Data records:
----
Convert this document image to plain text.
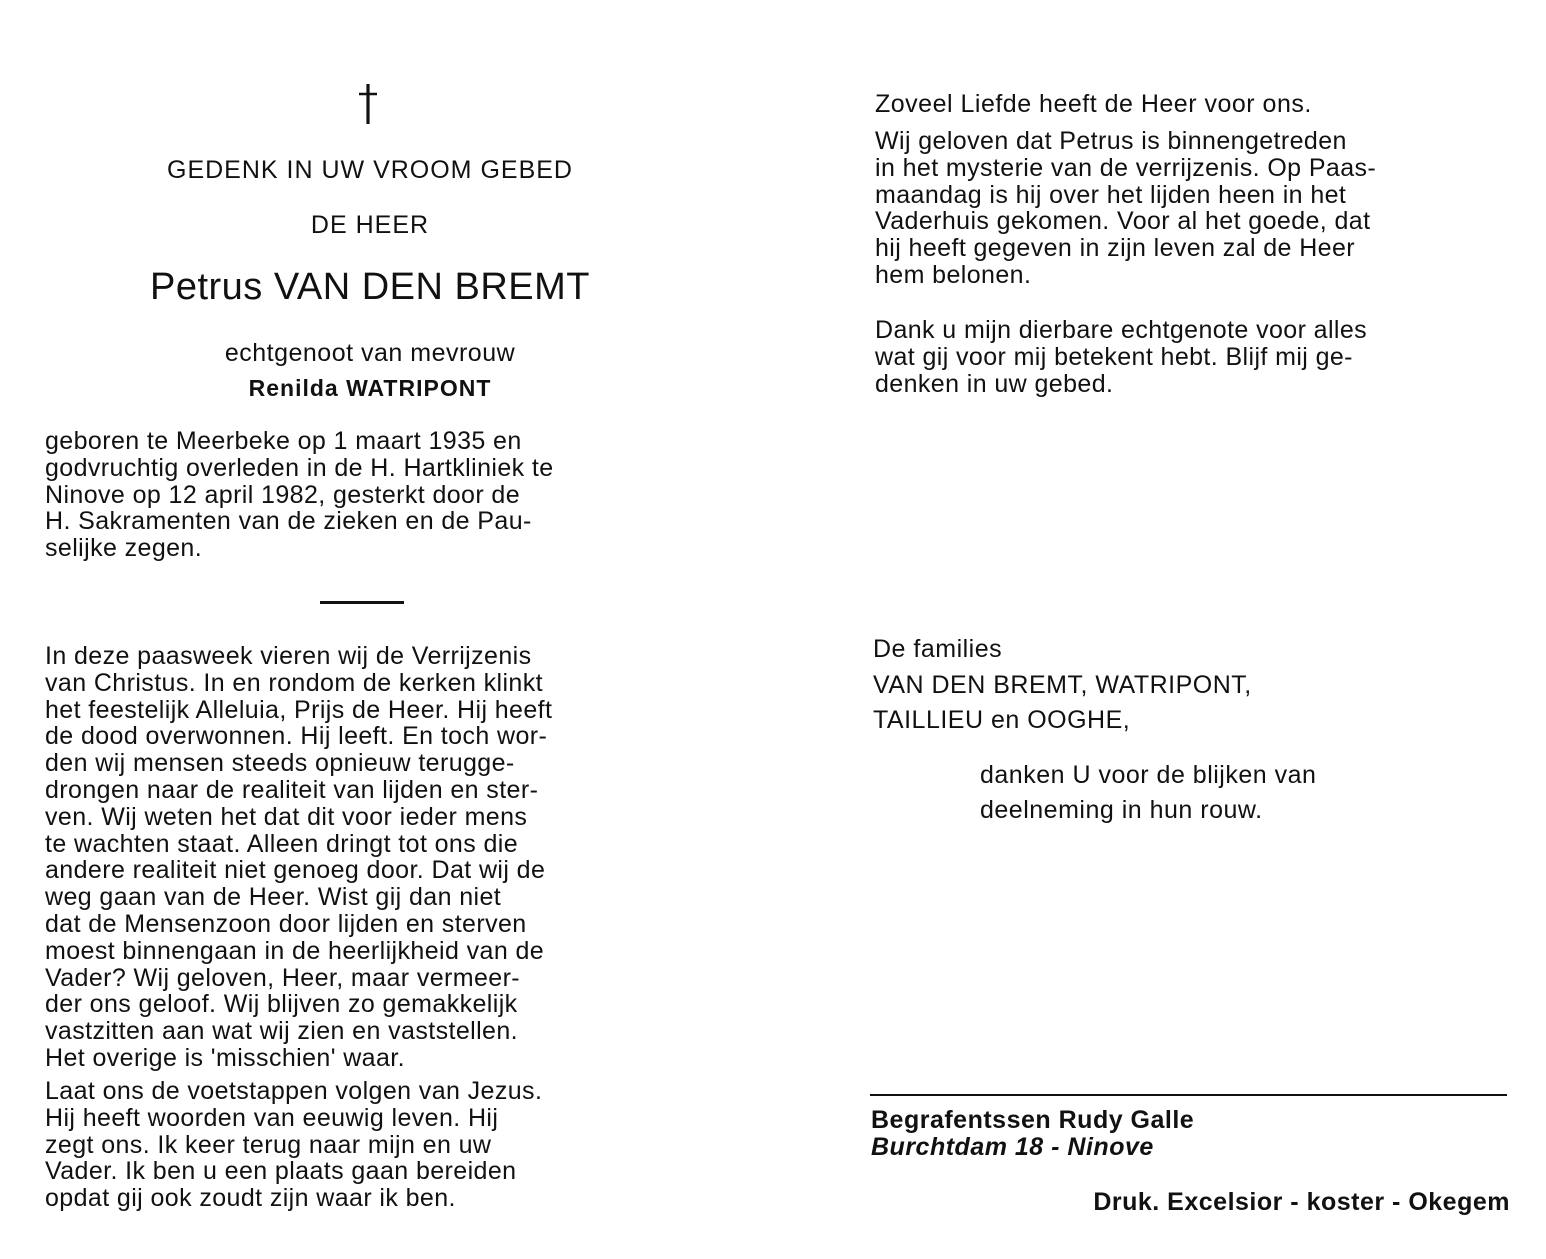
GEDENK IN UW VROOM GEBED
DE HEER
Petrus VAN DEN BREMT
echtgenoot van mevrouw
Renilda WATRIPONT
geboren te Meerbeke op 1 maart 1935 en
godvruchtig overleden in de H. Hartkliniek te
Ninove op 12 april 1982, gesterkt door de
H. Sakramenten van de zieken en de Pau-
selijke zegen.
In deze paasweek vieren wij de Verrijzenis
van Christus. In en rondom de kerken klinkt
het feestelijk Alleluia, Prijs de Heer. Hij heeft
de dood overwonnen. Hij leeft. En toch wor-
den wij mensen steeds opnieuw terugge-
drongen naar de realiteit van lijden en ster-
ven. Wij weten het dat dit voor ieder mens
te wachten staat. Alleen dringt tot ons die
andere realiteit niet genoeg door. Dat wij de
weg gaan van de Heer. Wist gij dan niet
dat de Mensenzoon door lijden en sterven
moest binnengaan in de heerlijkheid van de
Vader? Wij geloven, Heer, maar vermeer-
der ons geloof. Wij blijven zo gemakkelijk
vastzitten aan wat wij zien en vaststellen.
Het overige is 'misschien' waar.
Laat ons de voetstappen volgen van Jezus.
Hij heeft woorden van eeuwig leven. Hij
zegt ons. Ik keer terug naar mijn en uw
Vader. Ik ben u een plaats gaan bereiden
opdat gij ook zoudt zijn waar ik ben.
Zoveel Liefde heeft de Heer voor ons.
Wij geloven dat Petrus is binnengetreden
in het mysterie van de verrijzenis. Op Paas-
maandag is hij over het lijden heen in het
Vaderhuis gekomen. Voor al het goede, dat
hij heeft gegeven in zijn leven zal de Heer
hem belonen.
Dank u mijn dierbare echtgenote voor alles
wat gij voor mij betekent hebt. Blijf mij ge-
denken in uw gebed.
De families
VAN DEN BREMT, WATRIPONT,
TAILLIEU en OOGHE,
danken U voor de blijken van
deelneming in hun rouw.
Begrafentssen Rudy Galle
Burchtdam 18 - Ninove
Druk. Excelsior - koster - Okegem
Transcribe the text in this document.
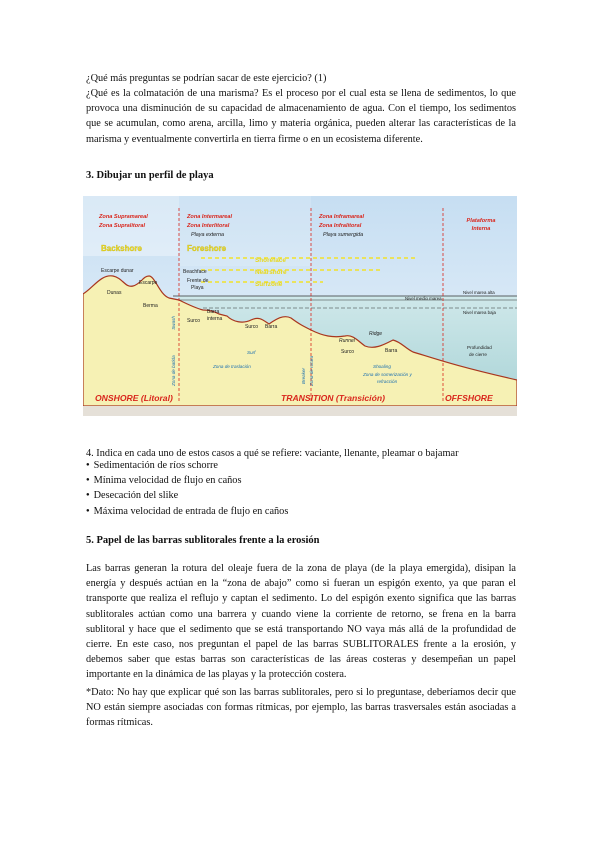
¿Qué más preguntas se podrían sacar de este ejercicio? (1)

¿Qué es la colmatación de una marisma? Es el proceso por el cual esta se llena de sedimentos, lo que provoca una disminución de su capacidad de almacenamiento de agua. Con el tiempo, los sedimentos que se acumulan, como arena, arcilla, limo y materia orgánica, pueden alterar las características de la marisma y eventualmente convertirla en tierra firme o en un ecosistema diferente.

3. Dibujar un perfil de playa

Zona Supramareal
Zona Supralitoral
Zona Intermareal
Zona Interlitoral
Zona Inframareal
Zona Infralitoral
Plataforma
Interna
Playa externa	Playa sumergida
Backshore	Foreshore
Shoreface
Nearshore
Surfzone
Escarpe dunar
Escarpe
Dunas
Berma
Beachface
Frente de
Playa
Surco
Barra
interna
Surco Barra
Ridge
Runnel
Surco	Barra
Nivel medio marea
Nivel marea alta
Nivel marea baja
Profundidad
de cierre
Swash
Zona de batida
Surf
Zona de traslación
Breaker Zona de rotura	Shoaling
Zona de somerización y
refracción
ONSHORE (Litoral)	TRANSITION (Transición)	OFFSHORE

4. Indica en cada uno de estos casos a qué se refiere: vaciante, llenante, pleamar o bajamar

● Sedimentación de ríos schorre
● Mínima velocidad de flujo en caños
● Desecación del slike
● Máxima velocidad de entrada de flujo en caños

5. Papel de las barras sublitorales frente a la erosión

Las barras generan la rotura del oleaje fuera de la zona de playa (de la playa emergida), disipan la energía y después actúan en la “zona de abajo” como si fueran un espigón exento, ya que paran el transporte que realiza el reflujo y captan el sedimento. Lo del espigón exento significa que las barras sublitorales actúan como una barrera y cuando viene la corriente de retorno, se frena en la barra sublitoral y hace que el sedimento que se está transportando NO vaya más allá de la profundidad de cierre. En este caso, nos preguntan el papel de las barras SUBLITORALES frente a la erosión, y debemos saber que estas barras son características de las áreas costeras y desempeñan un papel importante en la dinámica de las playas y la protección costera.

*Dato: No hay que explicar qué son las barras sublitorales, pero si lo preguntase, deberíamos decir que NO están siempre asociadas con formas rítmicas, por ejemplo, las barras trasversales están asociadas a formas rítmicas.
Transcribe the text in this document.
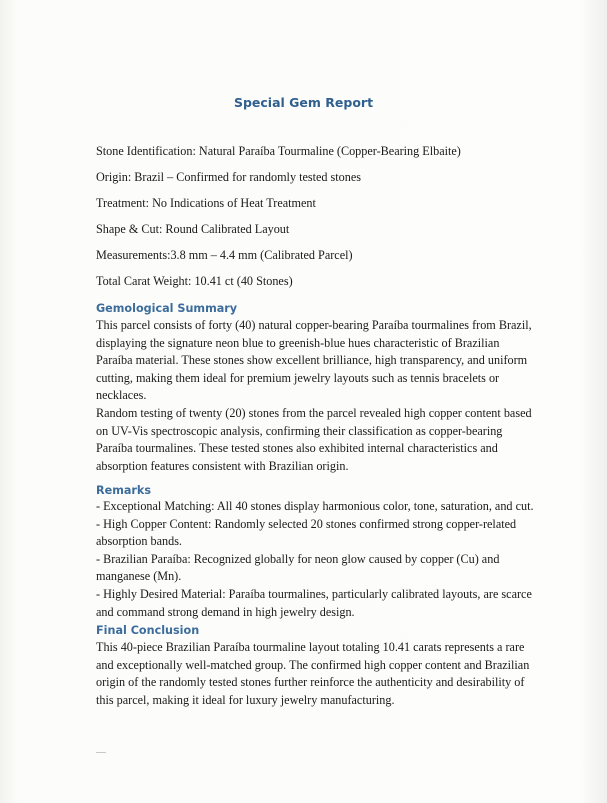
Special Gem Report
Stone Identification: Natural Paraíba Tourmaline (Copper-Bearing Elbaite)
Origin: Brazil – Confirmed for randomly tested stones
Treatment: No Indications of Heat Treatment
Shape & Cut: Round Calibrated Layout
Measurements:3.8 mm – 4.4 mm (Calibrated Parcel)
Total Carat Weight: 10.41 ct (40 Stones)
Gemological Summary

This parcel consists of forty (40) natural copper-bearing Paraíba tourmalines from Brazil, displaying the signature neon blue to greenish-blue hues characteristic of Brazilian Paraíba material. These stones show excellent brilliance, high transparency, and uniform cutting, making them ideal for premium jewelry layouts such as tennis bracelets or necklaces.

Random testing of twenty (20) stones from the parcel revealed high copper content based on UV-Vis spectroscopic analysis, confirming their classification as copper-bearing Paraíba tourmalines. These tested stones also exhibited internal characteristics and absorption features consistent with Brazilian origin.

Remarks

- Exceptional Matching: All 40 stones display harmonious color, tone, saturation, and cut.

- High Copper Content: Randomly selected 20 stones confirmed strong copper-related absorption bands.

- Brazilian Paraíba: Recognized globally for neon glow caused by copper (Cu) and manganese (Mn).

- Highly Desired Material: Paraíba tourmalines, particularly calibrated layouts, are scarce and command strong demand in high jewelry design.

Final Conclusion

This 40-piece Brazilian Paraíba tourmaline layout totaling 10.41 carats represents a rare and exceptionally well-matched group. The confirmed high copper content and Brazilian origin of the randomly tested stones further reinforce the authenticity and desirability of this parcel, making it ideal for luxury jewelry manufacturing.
----
Where does the word "realiteit" appear in the listing? List each line that holds it.

Task output:
drongen naar de realiteit van lijden en ster-
andere realiteit niet genoeg door. Dat wij de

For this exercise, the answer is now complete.